>> START Supplied material

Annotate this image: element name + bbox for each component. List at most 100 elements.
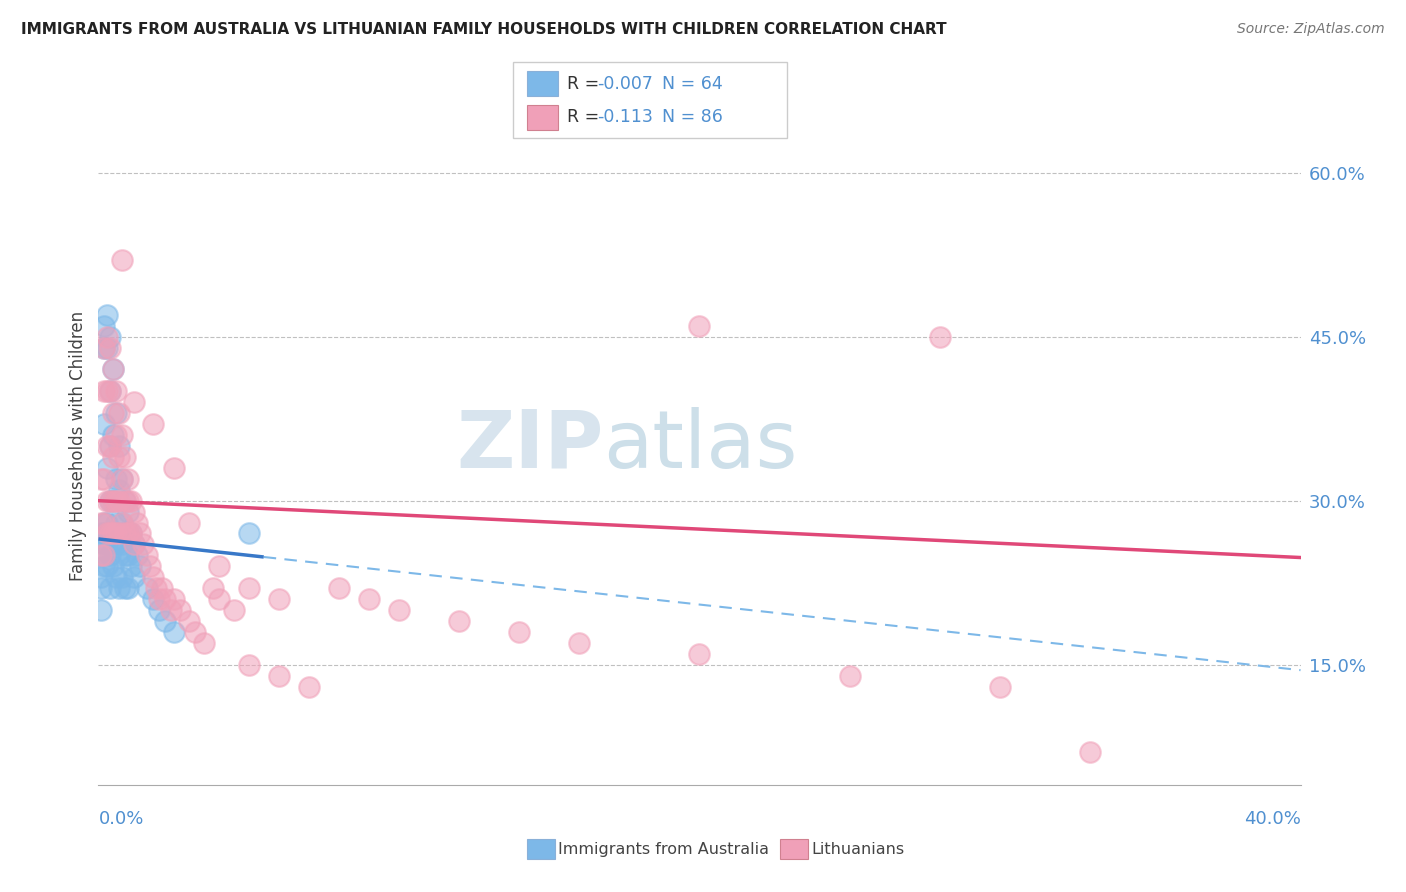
Point [93, 318, 115, 333]
Point [141, 417, 163, 431]
Point [121, 526, 143, 541]
Point [100, 526, 122, 541]
Point [100, 549, 122, 563]
Point [103, 362, 125, 376]
Point [148, 592, 170, 607]
Y-axis label: Family Households with Children: Family Households with Children [69, 311, 87, 581]
Point [100, 581, 122, 595]
Point [141, 570, 163, 584]
Point [183, 624, 205, 639]
Point [93, 559, 115, 574]
Text: -0.113: -0.113 [598, 108, 654, 126]
Point [96, 461, 118, 475]
Point [96, 559, 118, 574]
Point [208, 559, 231, 574]
Text: IMMIGRANTS FROM AUSTRALIA VS LITHUANIAN FAMILY HOUSEHOLDS WITH CHILDREN CORRELAT: IMMIGRANTS FROM AUSTRALIA VS LITHUANIAN … [21, 22, 946, 37]
Point [162, 461, 184, 475]
Point [93, 384, 115, 399]
Point [117, 549, 139, 563]
Point [238, 581, 260, 595]
Point [988, 680, 1011, 694]
Text: -0.007: -0.007 [598, 75, 654, 93]
Point [103, 559, 125, 574]
Point [135, 581, 157, 595]
Point [100, 439, 122, 453]
Point [108, 493, 131, 508]
Text: Immigrants from Australia: Immigrants from Australia [558, 842, 769, 856]
Point [96, 537, 118, 551]
Point [105, 493, 128, 508]
Point [111, 516, 134, 530]
Point [153, 592, 176, 607]
Point [93, 516, 115, 530]
Point [388, 603, 411, 617]
Point [114, 526, 136, 541]
Text: ZIP: ZIP [456, 407, 603, 485]
Point [222, 603, 245, 617]
Point [100, 329, 122, 343]
Point [267, 592, 290, 607]
Point [111, 472, 134, 486]
Point [111, 570, 134, 584]
Point [105, 537, 128, 551]
Point [121, 559, 143, 574]
Point [208, 592, 231, 607]
Point [929, 329, 952, 343]
Point [105, 472, 128, 486]
Point [121, 526, 143, 541]
Point [267, 668, 290, 682]
Point [1078, 745, 1101, 759]
Text: R =: R = [567, 108, 605, 126]
Point [114, 526, 136, 541]
Point [103, 493, 125, 508]
Point [96, 526, 118, 541]
Point [162, 592, 184, 607]
Text: atlas: atlas [603, 407, 797, 485]
Point [114, 493, 136, 508]
Point [129, 526, 152, 541]
Point [135, 549, 157, 563]
Point [111, 428, 134, 442]
Point [238, 657, 260, 672]
Point [90, 526, 112, 541]
Point [93, 341, 115, 355]
Point [177, 516, 200, 530]
Point [105, 526, 128, 541]
Point [114, 581, 136, 595]
Point [238, 526, 260, 541]
Point [162, 624, 184, 639]
Point [103, 428, 125, 442]
Point [93, 472, 115, 486]
Point [100, 493, 122, 508]
Point [103, 526, 125, 541]
Point [100, 493, 122, 508]
Point [111, 253, 134, 268]
Point [447, 614, 470, 628]
Point [117, 526, 139, 541]
Point [93, 417, 115, 431]
Point [124, 505, 146, 519]
Point [93, 537, 115, 551]
Point [508, 624, 530, 639]
Point [127, 516, 149, 530]
Point [688, 318, 710, 333]
Point [124, 570, 146, 584]
Point [105, 428, 128, 442]
Point [105, 406, 128, 420]
Point [201, 581, 224, 595]
Point [568, 636, 591, 650]
Point [103, 406, 125, 420]
Text: R =: R = [567, 75, 605, 93]
Point [138, 559, 160, 574]
Point [150, 581, 173, 595]
Point [108, 406, 131, 420]
Point [100, 439, 122, 453]
Point [169, 603, 191, 617]
Point [111, 537, 134, 551]
Point [838, 668, 860, 682]
Point [105, 384, 128, 399]
Text: Lithuanians: Lithuanians [811, 842, 904, 856]
Point [103, 362, 125, 376]
Point [108, 483, 131, 497]
Point [103, 450, 125, 464]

>> END Supplied material

#### What this task involves:
Please copy the lines of the data above, starting at the line containing "Point [93, 318, 115, 333]" and ending after the line containing "Point [121, 559, 143, 574]".

#### Solution to this exercise:
Point [93, 318, 115, 333]
Point [141, 417, 163, 431]
Point [121, 526, 143, 541]
Point [100, 526, 122, 541]
Point [100, 549, 122, 563]
Point [103, 362, 125, 376]
Point [148, 592, 170, 607]
Y-axis label: Family Households with Children: Family Households with Children [69, 311, 87, 581]
Point [100, 581, 122, 595]
Point [141, 570, 163, 584]
Point [183, 624, 205, 639]
Point [93, 559, 115, 574]
Text: -0.113: -0.113 [598, 108, 654, 126]
Point [96, 461, 118, 475]
Point [96, 559, 118, 574]
Point [208, 559, 231, 574]
Text: IMMIGRANTS FROM AUSTRALIA VS LITHUANIAN FAMILY HOUSEHOLDS WITH CHILDREN CORRELAT: IMMIGRANTS FROM AUSTRALIA VS LITHUANIAN … [21, 22, 946, 37]
Point [162, 461, 184, 475]
Point [93, 384, 115, 399]
Point [117, 549, 139, 563]
Point [238, 581, 260, 595]
Point [988, 680, 1011, 694]
Text: -0.007: -0.007 [598, 75, 654, 93]
Point [103, 559, 125, 574]
Point [135, 581, 157, 595]
Point [100, 439, 122, 453]
Point [108, 493, 131, 508]
Text: Immigrants from Australia: Immigrants from Australia [558, 842, 769, 856]
Point [96, 537, 118, 551]
Point [105, 493, 128, 508]
Point [111, 516, 134, 530]
Point [153, 592, 176, 607]
Point [93, 516, 115, 530]
Point [388, 603, 411, 617]
Point [114, 526, 136, 541]
Text: ZIP: ZIP [456, 407, 603, 485]
Point [222, 603, 245, 617]
Point [100, 329, 122, 343]
Point [267, 592, 290, 607]
Point [111, 472, 134, 486]
Point [111, 570, 134, 584]
Point [105, 537, 128, 551]
Point [121, 559, 143, 574]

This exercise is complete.